*Work to complete*. Copy nothing but the text: repeat each entry exactly and drop the images.

*Input data*.
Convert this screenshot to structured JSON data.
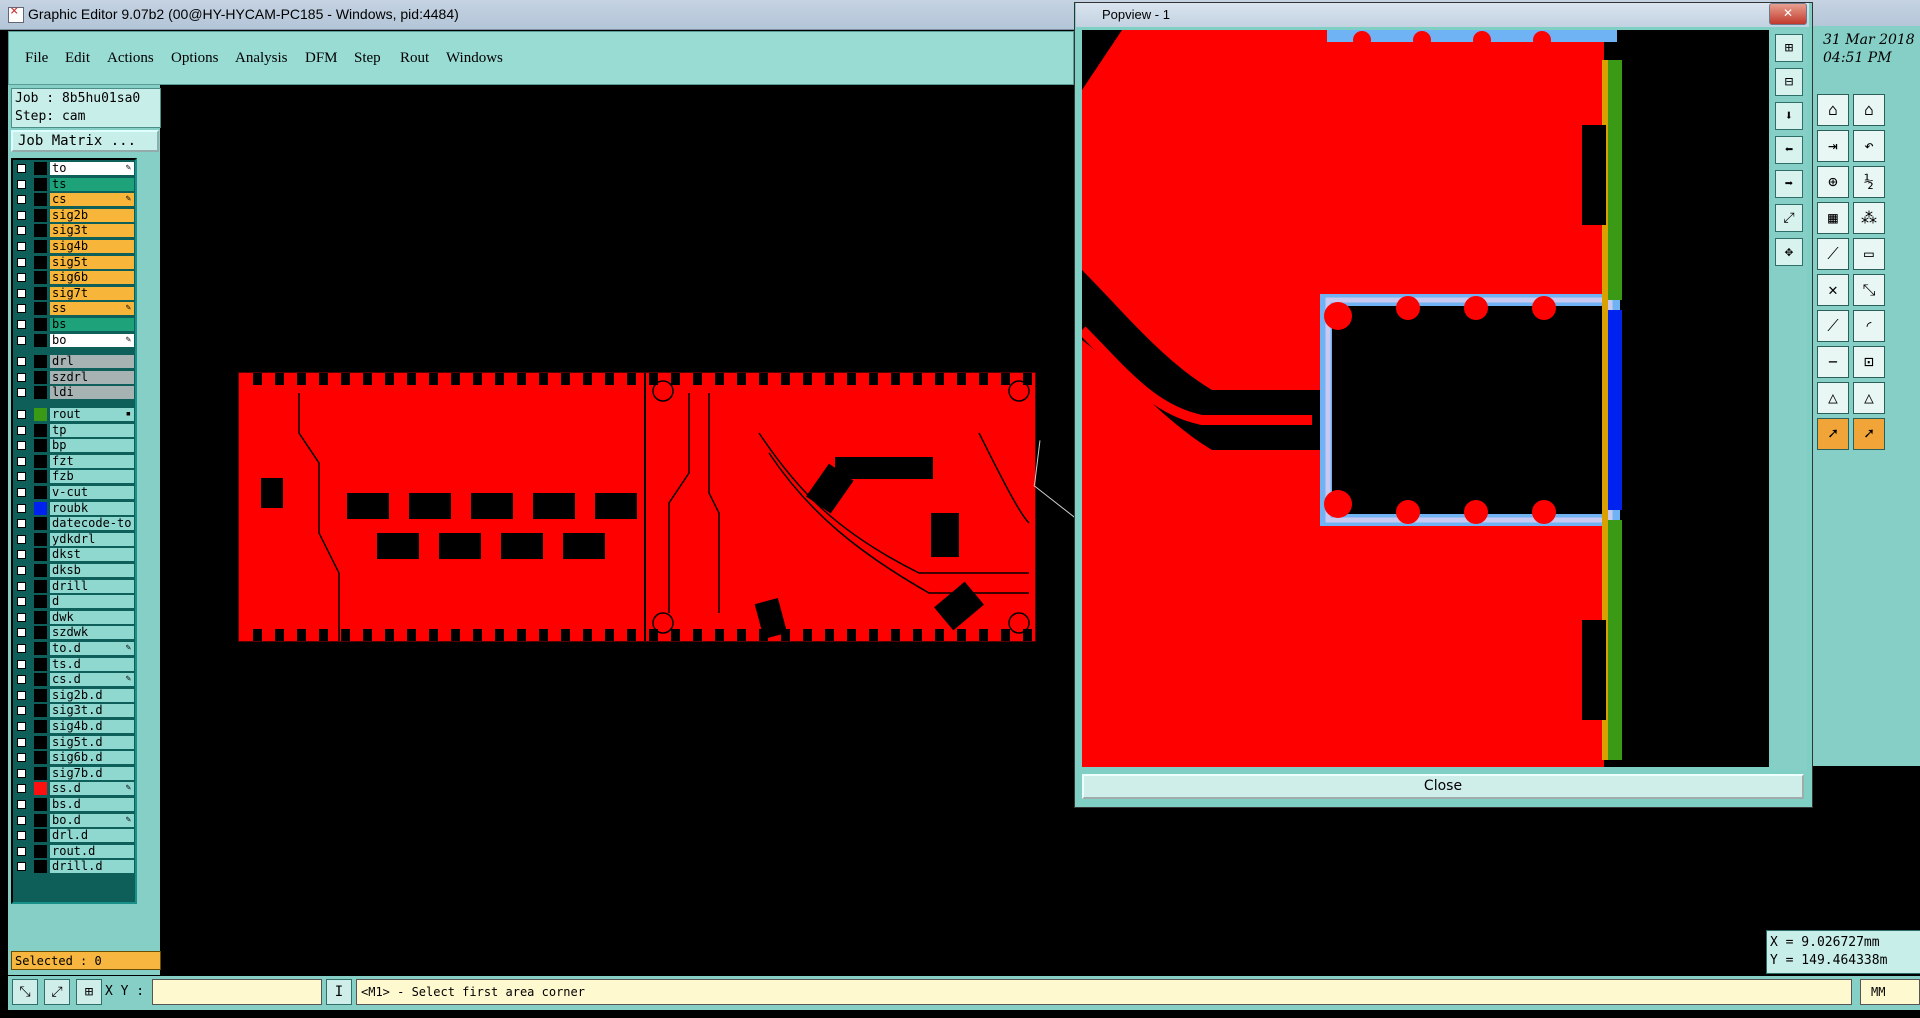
{
  "window": {
    "title": "Graphic Editor 9.07b2 (00@HY-HYCAM-PC185 - Windows, pid:4484)",
    "min_glyph": "–",
    "max_glyph": "□",
    "close_glyph": "✕"
  },
  "menu": [
    "File",
    "Edit",
    "Actions",
    "Options",
    "Analysis",
    "DFM",
    "Step",
    "Rout",
    "Windows"
  ],
  "job": {
    "job_line": "Job : 8b5hu01sa0",
    "step_line": "Step: cam",
    "matrix_label": "Job Matrix ..."
  },
  "layers": [
    {
      "name": "to",
      "color": "#ffffff",
      "swatch": "#000000",
      "flag": "✎"
    },
    {
      "name": "ts",
      "color": "#1ea27a",
      "swatch": "#000000",
      "flag": ""
    },
    {
      "name": "cs",
      "color": "#f7b63a",
      "swatch": "#000000",
      "flag": "✎"
    },
    {
      "name": "sig2b",
      "color": "#f7b63a",
      "swatch": "#000000",
      "flag": ""
    },
    {
      "name": "sig3t",
      "color": "#f7b63a",
      "swatch": "#000000",
      "flag": ""
    },
    {
      "name": "sig4b",
      "color": "#f7b63a",
      "swatch": "#000000",
      "flag": ""
    },
    {
      "name": "sig5t",
      "color": "#f7b63a",
      "swatch": "#000000",
      "flag": ""
    },
    {
      "name": "sig6b",
      "color": "#f7b63a",
      "swatch": "#000000",
      "flag": ""
    },
    {
      "name": "sig7t",
      "color": "#f7b63a",
      "swatch": "#000000",
      "flag": ""
    },
    {
      "name": "ss",
      "color": "#f7b63a",
      "swatch": "#000000",
      "flag": "✎"
    },
    {
      "name": "bs",
      "color": "#1ea27a",
      "swatch": "#000000",
      "flag": ""
    },
    {
      "name": "bo",
      "color": "#ffffff",
      "swatch": "#000000",
      "flag": "✎"
    },
    {
      "name": "drl",
      "color": "#a7b3b3",
      "swatch": "#000000",
      "flag": ""
    },
    {
      "name": "szdrl",
      "color": "#a7b3b3",
      "swatch": "#000000",
      "flag": ""
    },
    {
      "name": "ldi",
      "color": "#a7b3b3",
      "swatch": "#000000",
      "flag": ""
    },
    {
      "name": "rout",
      "color": "#8fd8cf",
      "swatch": "#3a9a16",
      "flag": "▪"
    },
    {
      "name": "tp",
      "color": "#8fd8cf",
      "swatch": "#000000",
      "flag": ""
    },
    {
      "name": "bp",
      "color": "#8fd8cf",
      "swatch": "#000000",
      "flag": ""
    },
    {
      "name": "fzt",
      "color": "#8fd8cf",
      "swatch": "#000000",
      "flag": ""
    },
    {
      "name": "fzb",
      "color": "#8fd8cf",
      "swatch": "#000000",
      "flag": ""
    },
    {
      "name": "v-cut",
      "color": "#8fd8cf",
      "swatch": "#000000",
      "flag": ""
    },
    {
      "name": "roubk",
      "color": "#8fd8cf",
      "swatch": "#0022ee",
      "flag": ""
    },
    {
      "name": "datecode-to",
      "color": "#8fd8cf",
      "swatch": "#000000",
      "flag": ""
    },
    {
      "name": "ydkdrl",
      "color": "#8fd8cf",
      "swatch": "#000000",
      "flag": ""
    },
    {
      "name": "dkst",
      "color": "#8fd8cf",
      "swatch": "#000000",
      "flag": ""
    },
    {
      "name": "dksb",
      "color": "#8fd8cf",
      "swatch": "#000000",
      "flag": ""
    },
    {
      "name": "drill",
      "color": "#8fd8cf",
      "swatch": "#000000",
      "flag": ""
    },
    {
      "name": "d",
      "color": "#8fd8cf",
      "swatch": "#000000",
      "flag": ""
    },
    {
      "name": "dwk",
      "color": "#8fd8cf",
      "swatch": "#000000",
      "flag": ""
    },
    {
      "name": "szdwk",
      "color": "#8fd8cf",
      "swatch": "#000000",
      "flag": ""
    },
    {
      "name": "to.d",
      "color": "#8fd8cf",
      "swatch": "#000000",
      "flag": "✎"
    },
    {
      "name": "ts.d",
      "color": "#8fd8cf",
      "swatch": "#000000",
      "flag": ""
    },
    {
      "name": "cs.d",
      "color": "#8fd8cf",
      "swatch": "#000000",
      "flag": "✎"
    },
    {
      "name": "sig2b.d",
      "color": "#8fd8cf",
      "swatch": "#000000",
      "flag": ""
    },
    {
      "name": "sig3t.d",
      "color": "#8fd8cf",
      "swatch": "#000000",
      "flag": ""
    },
    {
      "name": "sig4b.d",
      "color": "#8fd8cf",
      "swatch": "#000000",
      "flag": ""
    },
    {
      "name": "sig5t.d",
      "color": "#8fd8cf",
      "swatch": "#000000",
      "flag": ""
    },
    {
      "name": "sig6b.d",
      "color": "#8fd8cf",
      "swatch": "#000000",
      "flag": ""
    },
    {
      "name": "sig7b.d",
      "color": "#8fd8cf",
      "swatch": "#000000",
      "flag": ""
    },
    {
      "name": "ss.d",
      "color": "#8fd8cf",
      "swatch": "#ff1010",
      "flag": "✎"
    },
    {
      "name": "bs.d",
      "color": "#8fd8cf",
      "swatch": "#000000",
      "flag": ""
    },
    {
      "name": "bo.d",
      "color": "#8fd8cf",
      "swatch": "#000000",
      "flag": "✎"
    },
    {
      "name": "drl.d",
      "color": "#8fd8cf",
      "swatch": "#000000",
      "flag": ""
    },
    {
      "name": "rout.d",
      "color": "#8fd8cf",
      "swatch": "#000000",
      "flag": ""
    },
    {
      "name": "drill.d",
      "color": "#8fd8cf",
      "swatch": "#000000",
      "flag": ""
    }
  ],
  "selected_label": "Selected : 0",
  "popview": {
    "title": "Popview - 1",
    "close_label": "Close",
    "close_glyph": "✕"
  },
  "clock": {
    "date": "31 Mar 2018",
    "time": "04:51 PM"
  },
  "coords": {
    "x_line": "X = 9.026727mm",
    "y_line": "Y = 149.464338m"
  },
  "status": {
    "xy_label": "X Y :",
    "xy_value": "",
    "message": "<M1> - Select first area corner",
    "unit": "MM"
  },
  "colors": {
    "board": "#ff0000",
    "teal": "#86cfc6",
    "menu": "#98dcd4",
    "outline_blue": "#6fb3f5",
    "rout_green": "#3a9a16"
  },
  "icons": [
    "zoom-area-icon",
    "zoom-fit-icon",
    "grid-icon",
    "cursor-icon",
    "pan-icon",
    "measure-icon",
    "snap-icon",
    "arrow-icon"
  ]
}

*Written answer*.
Convert this screenshot to structured JSON data.
{
  "window": {
    "title": "Graphic Editor 9.07b2 (00@HY-HYCAM-PC185 - Windows, pid:4484)",
    "min_glyph": "–",
    "max_glyph": "□",
    "close_glyph": "✕"
  },
  "menu": [
    "File",
    "Edit",
    "Actions",
    "Options",
    "Analysis",
    "DFM",
    "Step",
    "Rout",
    "Windows"
  ],
  "job": {
    "job_line": "Job : 8b5hu01sa0",
    "step_line": "Step: cam",
    "matrix_label": "Job Matrix ..."
  },
  "layers": [
    {
      "name": "to",
      "color": "#ffffff",
      "swatch": "#000000",
      "flag": "✎"
    },
    {
      "name": "ts",
      "color": "#1ea27a",
      "swatch": "#000000",
      "flag": ""
    },
    {
      "name": "cs",
      "color": "#f7b63a",
      "swatch": "#000000",
      "flag": "✎"
    },
    {
      "name": "sig2b",
      "color": "#f7b63a",
      "swatch": "#000000",
      "flag": ""
    },
    {
      "name": "sig3t",
      "color": "#f7b63a",
      "swatch": "#000000",
      "flag": ""
    },
    {
      "name": "sig4b",
      "color": "#f7b63a",
      "swatch": "#000000",
      "flag": ""
    },
    {
      "name": "sig5t",
      "color": "#f7b63a",
      "swatch": "#000000",
      "flag": ""
    },
    {
      "name": "sig6b",
      "color": "#f7b63a",
      "swatch": "#000000",
      "flag": ""
    },
    {
      "name": "sig7t",
      "color": "#f7b63a",
      "swatch": "#000000",
      "flag": ""
    },
    {
      "name": "ss",
      "color": "#f7b63a",
      "swatch": "#000000",
      "flag": "✎"
    },
    {
      "name": "bs",
      "color": "#1ea27a",
      "swatch": "#000000",
      "flag": ""
    },
    {
      "name": "bo",
      "color": "#ffffff",
      "swatch": "#000000",
      "flag": "✎"
    },
    {
      "name": "drl",
      "color": "#a7b3b3",
      "swatch": "#000000",
      "flag": ""
    },
    {
      "name": "szdrl",
      "color": "#a7b3b3",
      "swatch": "#000000",
      "flag": ""
    },
    {
      "name": "ldi",
      "color": "#a7b3b3",
      "swatch": "#000000",
      "flag": ""
    },
    {
      "name": "rout",
      "color": "#8fd8cf",
      "swatch": "#3a9a16",
      "flag": "▪"
    },
    {
      "name": "tp",
      "color": "#8fd8cf",
      "swatch": "#000000",
      "flag": ""
    },
    {
      "name": "bp",
      "color": "#8fd8cf",
      "swatch": "#000000",
      "flag": ""
    },
    {
      "name": "fzt",
      "color": "#8fd8cf",
      "swatch": "#000000",
      "flag": ""
    },
    {
      "name": "fzb",
      "color": "#8fd8cf",
      "swatch": "#000000",
      "flag": ""
    },
    {
      "name": "v-cut",
      "color": "#8fd8cf",
      "swatch": "#000000",
      "flag": ""
    },
    {
      "name": "roubk",
      "color": "#8fd8cf",
      "swatch": "#0022ee",
      "flag": ""
    },
    {
      "name": "datecode-to",
      "color": "#8fd8cf",
      "swatch": "#000000",
      "flag": ""
    },
    {
      "name": "ydkdrl",
      "color": "#8fd8cf",
      "swatch": "#000000",
      "flag": ""
    },
    {
      "name": "dkst",
      "color": "#8fd8cf",
      "swatch": "#000000",
      "flag": ""
    },
    {
      "name": "dksb",
      "color": "#8fd8cf",
      "swatch": "#000000",
      "flag": ""
    },
    {
      "name": "drill",
      "color": "#8fd8cf",
      "swatch": "#000000",
      "flag": ""
    },
    {
      "name": "d",
      "color": "#8fd8cf",
      "swatch": "#000000",
      "flag": ""
    },
    {
      "name": "dwk",
      "color": "#8fd8cf",
      "swatch": "#000000",
      "flag": ""
    },
    {
      "name": "szdwk",
      "color": "#8fd8cf",
      "swatch": "#000000",
      "flag": ""
    },
    {
      "name": "to.d",
      "color": "#8fd8cf",
      "swatch": "#000000",
      "flag": "✎"
    },
    {
      "name": "ts.d",
      "color": "#8fd8cf",
      "swatch": "#000000",
      "flag": ""
    },
    {
      "name": "cs.d",
      "color": "#8fd8cf",
      "swatch": "#000000",
      "flag": "✎"
    },
    {
      "name": "sig2b.d",
      "color": "#8fd8cf",
      "swatch": "#000000",
      "flag": ""
    },
    {
      "name": "sig3t.d",
      "color": "#8fd8cf",
      "swatch": "#000000",
      "flag": ""
    },
    {
      "name": "sig4b.d",
      "color": "#8fd8cf",
      "swatch": "#000000",
      "flag": ""
    },
    {
      "name": "sig5t.d",
      "color": "#8fd8cf",
      "swatch": "#000000",
      "flag": ""
    },
    {
      "name": "sig6b.d",
      "color": "#8fd8cf",
      "swatch": "#000000",
      "flag": ""
    },
    {
      "name": "sig7b.d",
      "color": "#8fd8cf",
      "swatch": "#000000",
      "flag": ""
    },
    {
      "name": "ss.d",
      "color": "#8fd8cf",
      "swatch": "#ff1010",
      "flag": "✎"
    },
    {
      "name": "bs.d",
      "color": "#8fd8cf",
      "swatch": "#000000",
      "flag": ""
    },
    {
      "name": "bo.d",
      "color": "#8fd8cf",
      "swatch": "#000000",
      "flag": "✎"
    },
    {
      "name": "drl.d",
      "color": "#8fd8cf",
      "swatch": "#000000",
      "flag": ""
    },
    {
      "name": "rout.d",
      "color": "#8fd8cf",
      "swatch": "#000000",
      "flag": ""
    },
    {
      "name": "drill.d",
      "color": "#8fd8cf",
      "swatch": "#000000",
      "flag": ""
    }
  ],
  "selected_label": "Selected : 0",
  "popview": {
    "title": "Popview - 1",
    "close_label": "Close",
    "close_glyph": "✕"
  },
  "clock": {
    "date": "31 Mar 2018",
    "time": "04:51 PM"
  },
  "coords": {
    "x_line": "X = 9.026727mm",
    "y_line": "Y = 149.464338m"
  },
  "status": {
    "xy_label": "X Y :",
    "xy_value": "",
    "message": "<M1> - Select first area corner",
    "unit": "MM"
  },
  "colors": {
    "board": "#ff0000",
    "teal": "#86cfc6",
    "menu": "#98dcd4",
    "outline_blue": "#6fb3f5",
    "rout_green": "#3a9a16"
  },
  "icons": [
    "zoom-area-icon",
    "zoom-fit-icon",
    "grid-icon",
    "cursor-icon",
    "pan-icon",
    "measure-icon",
    "snap-icon",
    "arrow-icon"
  ]
}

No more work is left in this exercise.